▶ [Directions]: Gather all lines with the word "Impossible" in them.

▶ [Stored entries]:
※ ※ ※

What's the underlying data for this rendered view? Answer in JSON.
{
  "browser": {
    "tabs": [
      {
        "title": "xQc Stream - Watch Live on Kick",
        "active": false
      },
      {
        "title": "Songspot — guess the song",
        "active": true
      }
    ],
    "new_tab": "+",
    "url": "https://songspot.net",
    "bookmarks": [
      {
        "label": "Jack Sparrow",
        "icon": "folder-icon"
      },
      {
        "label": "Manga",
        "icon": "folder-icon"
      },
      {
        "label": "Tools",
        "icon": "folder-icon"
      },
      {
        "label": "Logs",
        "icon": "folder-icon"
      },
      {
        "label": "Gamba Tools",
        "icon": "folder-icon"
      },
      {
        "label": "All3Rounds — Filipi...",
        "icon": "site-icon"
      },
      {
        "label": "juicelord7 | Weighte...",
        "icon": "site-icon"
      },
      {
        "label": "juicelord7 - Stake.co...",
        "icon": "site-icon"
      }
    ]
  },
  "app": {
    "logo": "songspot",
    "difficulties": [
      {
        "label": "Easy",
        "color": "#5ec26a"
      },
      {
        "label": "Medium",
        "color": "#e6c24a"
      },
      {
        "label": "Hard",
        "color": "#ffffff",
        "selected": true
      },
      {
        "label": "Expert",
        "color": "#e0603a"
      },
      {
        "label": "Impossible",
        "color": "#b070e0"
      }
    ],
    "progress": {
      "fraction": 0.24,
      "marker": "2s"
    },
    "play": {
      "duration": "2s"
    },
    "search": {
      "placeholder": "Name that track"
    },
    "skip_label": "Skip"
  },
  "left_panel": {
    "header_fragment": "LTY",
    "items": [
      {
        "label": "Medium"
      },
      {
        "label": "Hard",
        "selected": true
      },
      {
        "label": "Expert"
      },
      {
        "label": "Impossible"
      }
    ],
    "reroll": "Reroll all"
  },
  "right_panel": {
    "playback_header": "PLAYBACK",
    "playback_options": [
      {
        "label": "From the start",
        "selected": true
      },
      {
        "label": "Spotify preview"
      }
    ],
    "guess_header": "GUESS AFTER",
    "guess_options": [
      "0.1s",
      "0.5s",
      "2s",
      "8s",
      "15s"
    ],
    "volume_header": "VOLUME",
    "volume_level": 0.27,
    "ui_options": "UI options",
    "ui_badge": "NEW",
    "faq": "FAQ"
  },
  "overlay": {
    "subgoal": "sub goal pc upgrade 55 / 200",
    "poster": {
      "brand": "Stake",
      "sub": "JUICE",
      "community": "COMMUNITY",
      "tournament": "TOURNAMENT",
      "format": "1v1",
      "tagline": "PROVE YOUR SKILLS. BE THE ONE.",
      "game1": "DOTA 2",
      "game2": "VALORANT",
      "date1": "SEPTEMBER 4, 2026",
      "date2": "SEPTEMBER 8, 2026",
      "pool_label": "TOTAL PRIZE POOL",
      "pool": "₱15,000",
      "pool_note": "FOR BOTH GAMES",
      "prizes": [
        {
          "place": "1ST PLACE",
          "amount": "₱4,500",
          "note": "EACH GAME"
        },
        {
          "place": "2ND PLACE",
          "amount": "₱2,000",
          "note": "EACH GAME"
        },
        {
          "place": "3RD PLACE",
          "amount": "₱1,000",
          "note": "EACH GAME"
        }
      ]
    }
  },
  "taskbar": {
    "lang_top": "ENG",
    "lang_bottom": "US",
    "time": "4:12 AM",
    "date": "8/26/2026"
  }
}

※ ※ ※

▶ [Answer to this task]:
        "label": "Impossible",
        "label": "Impossible"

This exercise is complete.